» INSTRUCTION
Write out the data again in full, exactly as it reads.

» PROVIDED RECORDS
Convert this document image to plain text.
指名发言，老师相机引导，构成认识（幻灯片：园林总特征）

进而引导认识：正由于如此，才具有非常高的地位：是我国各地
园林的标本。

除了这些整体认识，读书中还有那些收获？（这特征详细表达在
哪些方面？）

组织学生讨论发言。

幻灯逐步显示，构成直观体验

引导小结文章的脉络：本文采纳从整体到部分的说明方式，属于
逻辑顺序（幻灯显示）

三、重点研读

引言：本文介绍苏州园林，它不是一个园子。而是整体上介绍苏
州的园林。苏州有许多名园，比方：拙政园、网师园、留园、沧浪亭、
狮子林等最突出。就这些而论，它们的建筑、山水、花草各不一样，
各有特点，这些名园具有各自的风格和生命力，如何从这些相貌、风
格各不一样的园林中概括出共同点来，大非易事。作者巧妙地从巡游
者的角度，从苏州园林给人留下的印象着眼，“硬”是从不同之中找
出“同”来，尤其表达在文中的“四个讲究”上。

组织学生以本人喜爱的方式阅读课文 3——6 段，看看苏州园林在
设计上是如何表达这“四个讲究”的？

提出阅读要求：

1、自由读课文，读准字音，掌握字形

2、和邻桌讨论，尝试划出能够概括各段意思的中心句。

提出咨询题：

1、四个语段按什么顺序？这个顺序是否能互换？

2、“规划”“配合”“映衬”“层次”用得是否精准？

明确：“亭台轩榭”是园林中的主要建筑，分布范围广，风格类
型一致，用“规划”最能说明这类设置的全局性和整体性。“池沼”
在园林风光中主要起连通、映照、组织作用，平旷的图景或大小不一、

» COMPLETE OUTPUT
Convert this document image to plain text.
指名发言，老师相机引导，构成认识（幻灯片：园林总特征）

进而引导认识：正由于如此，才具有非常高的地位：是我国各地
园林的标本。

除了这些整体认识，读书中还有那些收获？（这特征详细表达在
哪些方面？）

组织学生讨论发言。

幻灯逐步显示，构成直观体验

引导小结文章的脉络：本文采纳从整体到部分的说明方式，属于
逻辑顺序（幻灯显示）

三、重点研读

引言：本文介绍苏州园林，它不是一个园子。而是整体上介绍苏
州的园林。苏州有许多名园，比方：拙政园、网师园、留园、沧浪亭、
狮子林等最突出。就这些而论，它们的建筑、山水、花草各不一样，
各有特点，这些名园具有各自的风格和生命力，如何从这些相貌、风
格各不一样的园林中概括出共同点来，大非易事。作者巧妙地从巡游
者的角度，从苏州园林给人留下的印象着眼，“硬”是从不同之中找
出“同”来，尤其表达在文中的“四个讲究”上。

组织学生以本人喜爱的方式阅读课文 3——6 段，看看苏州园林在
设计上是如何表达这“四个讲究”的？

提出阅读要求：

1、自由读课文，读准字音，掌握字形

2、和邻桌讨论，尝试划出能够概括各段意思的中心句。

提出咨询题：

1、四个语段按什么顺序？这个顺序是否能互换？

2、“规划”“配合”“映衬”“层次”用得是否精准？

明确：“亭台轩榭”是园林中的主要建筑，分布范围广，风格类
型一致，用“规划”最能说明这类设置的全局性和整体性。“池沼”
在园林风光中主要起连通、映照、组织作用，平旷的图景或大小不一、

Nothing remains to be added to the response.